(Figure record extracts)
————————

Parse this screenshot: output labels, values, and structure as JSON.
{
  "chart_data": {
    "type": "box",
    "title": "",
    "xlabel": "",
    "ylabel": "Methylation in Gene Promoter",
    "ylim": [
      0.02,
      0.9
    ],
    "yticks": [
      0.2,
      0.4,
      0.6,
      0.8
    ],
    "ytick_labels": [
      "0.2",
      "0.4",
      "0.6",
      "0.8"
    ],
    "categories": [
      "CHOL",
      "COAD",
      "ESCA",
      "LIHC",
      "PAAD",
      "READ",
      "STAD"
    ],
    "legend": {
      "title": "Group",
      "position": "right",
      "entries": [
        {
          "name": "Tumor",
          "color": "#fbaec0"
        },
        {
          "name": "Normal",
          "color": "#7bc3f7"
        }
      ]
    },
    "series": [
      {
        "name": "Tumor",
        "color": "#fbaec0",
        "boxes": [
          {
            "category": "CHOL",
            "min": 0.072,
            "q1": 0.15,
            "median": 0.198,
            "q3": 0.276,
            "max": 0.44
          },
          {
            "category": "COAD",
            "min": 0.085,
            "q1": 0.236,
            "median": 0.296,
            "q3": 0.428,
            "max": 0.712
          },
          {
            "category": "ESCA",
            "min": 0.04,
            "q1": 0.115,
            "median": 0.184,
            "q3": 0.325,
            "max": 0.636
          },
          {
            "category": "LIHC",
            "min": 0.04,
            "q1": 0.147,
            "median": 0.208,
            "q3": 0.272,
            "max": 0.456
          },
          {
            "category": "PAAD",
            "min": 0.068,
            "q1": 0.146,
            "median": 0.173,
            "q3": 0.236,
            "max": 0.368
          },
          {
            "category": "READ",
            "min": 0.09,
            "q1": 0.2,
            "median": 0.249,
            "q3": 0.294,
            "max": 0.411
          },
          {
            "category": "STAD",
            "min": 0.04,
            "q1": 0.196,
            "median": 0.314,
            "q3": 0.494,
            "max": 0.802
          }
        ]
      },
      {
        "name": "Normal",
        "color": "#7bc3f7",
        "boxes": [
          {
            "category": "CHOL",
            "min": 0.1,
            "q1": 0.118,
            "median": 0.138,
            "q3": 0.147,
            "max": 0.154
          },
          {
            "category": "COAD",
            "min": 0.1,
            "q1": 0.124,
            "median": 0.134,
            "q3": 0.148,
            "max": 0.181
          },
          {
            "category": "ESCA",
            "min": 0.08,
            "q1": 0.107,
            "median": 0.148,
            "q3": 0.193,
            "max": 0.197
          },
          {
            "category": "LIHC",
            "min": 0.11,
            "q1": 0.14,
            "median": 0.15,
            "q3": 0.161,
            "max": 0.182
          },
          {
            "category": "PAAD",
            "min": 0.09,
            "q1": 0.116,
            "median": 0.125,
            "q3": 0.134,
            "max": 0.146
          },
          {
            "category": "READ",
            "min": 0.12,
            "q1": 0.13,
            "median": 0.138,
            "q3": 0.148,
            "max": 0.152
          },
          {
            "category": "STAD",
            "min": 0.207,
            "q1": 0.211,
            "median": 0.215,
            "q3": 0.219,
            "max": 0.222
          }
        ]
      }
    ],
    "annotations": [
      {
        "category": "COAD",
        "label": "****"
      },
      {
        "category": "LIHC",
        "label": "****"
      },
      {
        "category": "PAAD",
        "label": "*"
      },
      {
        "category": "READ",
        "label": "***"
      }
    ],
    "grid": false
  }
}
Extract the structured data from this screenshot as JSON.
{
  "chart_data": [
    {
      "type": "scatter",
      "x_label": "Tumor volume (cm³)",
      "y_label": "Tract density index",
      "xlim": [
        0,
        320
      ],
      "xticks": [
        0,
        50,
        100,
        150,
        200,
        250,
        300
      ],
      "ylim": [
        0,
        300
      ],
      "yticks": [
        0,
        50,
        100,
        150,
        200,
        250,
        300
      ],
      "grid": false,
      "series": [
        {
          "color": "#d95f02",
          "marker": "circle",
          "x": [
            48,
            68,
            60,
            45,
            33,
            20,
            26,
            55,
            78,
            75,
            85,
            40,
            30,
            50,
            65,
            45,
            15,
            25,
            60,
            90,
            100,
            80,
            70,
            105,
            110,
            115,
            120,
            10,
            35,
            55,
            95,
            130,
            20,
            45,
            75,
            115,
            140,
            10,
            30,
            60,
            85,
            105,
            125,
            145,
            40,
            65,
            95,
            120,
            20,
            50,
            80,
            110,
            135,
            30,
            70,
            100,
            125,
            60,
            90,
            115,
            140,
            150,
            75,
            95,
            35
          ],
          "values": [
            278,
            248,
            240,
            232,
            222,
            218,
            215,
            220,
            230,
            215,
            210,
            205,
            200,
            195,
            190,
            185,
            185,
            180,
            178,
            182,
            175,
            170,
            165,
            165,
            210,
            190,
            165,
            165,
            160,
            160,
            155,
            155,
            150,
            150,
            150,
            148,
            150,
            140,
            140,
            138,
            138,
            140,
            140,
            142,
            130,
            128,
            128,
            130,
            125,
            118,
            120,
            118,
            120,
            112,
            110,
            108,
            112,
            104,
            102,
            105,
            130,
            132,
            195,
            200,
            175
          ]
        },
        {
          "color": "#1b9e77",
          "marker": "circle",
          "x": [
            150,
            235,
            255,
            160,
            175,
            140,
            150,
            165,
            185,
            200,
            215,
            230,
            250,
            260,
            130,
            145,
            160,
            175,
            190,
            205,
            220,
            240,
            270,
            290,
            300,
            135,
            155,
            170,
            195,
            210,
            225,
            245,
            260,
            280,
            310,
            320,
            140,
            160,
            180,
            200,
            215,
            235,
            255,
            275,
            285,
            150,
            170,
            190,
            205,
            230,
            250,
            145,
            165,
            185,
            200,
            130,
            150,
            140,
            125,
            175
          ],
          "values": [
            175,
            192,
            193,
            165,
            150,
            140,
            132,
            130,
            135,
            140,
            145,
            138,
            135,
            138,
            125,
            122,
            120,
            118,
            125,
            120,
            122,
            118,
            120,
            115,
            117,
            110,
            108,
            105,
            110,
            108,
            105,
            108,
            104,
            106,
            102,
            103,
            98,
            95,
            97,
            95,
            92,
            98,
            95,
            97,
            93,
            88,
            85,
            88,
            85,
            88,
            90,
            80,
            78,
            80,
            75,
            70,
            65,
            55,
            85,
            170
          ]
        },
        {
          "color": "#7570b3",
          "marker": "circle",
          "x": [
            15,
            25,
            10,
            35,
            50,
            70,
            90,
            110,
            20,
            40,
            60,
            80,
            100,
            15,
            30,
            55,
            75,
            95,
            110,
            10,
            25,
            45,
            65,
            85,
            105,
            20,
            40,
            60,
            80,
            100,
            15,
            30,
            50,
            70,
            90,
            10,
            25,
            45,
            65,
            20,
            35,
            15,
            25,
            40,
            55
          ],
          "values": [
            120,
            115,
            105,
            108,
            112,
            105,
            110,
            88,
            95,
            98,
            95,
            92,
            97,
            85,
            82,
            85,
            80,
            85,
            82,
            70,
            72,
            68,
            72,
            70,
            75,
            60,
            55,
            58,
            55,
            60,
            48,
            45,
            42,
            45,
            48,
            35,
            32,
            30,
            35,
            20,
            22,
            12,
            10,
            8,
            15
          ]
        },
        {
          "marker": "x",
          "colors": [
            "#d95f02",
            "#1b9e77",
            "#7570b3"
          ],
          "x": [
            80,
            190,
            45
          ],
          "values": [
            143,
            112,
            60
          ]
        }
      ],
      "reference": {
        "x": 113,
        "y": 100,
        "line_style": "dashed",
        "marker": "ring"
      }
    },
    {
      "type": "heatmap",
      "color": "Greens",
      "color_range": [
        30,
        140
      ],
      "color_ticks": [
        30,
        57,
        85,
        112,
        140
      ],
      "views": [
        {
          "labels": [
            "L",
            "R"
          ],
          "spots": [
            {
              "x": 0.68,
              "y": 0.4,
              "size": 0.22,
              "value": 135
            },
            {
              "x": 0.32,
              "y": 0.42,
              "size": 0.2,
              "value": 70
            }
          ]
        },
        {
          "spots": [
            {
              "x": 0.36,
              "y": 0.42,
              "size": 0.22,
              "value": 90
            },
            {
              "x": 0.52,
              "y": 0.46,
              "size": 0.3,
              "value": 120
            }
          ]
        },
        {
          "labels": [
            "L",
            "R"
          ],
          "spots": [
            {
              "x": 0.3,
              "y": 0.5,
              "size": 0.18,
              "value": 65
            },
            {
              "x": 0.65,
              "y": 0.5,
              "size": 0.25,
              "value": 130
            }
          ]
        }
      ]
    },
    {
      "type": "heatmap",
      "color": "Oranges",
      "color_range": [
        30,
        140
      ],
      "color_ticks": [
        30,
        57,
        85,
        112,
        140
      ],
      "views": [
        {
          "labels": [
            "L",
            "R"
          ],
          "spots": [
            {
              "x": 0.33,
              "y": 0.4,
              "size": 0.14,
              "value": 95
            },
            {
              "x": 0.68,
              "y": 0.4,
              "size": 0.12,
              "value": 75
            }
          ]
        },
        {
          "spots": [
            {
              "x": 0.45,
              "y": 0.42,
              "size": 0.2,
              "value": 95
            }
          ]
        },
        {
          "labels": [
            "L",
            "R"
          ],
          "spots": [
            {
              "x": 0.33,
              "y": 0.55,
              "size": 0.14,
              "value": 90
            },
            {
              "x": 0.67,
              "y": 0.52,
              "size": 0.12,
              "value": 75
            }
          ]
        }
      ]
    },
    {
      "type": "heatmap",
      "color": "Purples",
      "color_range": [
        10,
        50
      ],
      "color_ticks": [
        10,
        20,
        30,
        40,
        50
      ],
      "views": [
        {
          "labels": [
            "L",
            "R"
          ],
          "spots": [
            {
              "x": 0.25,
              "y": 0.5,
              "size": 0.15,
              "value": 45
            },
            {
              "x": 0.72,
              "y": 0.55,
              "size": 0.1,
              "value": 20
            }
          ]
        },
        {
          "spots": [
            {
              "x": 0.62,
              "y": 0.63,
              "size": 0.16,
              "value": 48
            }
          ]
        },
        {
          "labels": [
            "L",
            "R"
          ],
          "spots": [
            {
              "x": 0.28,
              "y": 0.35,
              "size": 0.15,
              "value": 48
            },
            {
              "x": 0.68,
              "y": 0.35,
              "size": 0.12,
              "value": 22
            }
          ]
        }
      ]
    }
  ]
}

————————

ASSIGNMENT: Write out each line of the data that holds the string "this".

WRITTEN ANSWER:
Parse this screenshot: output labels, values, and structure as JSON.
Extract the structured data from this screenshot as JSON.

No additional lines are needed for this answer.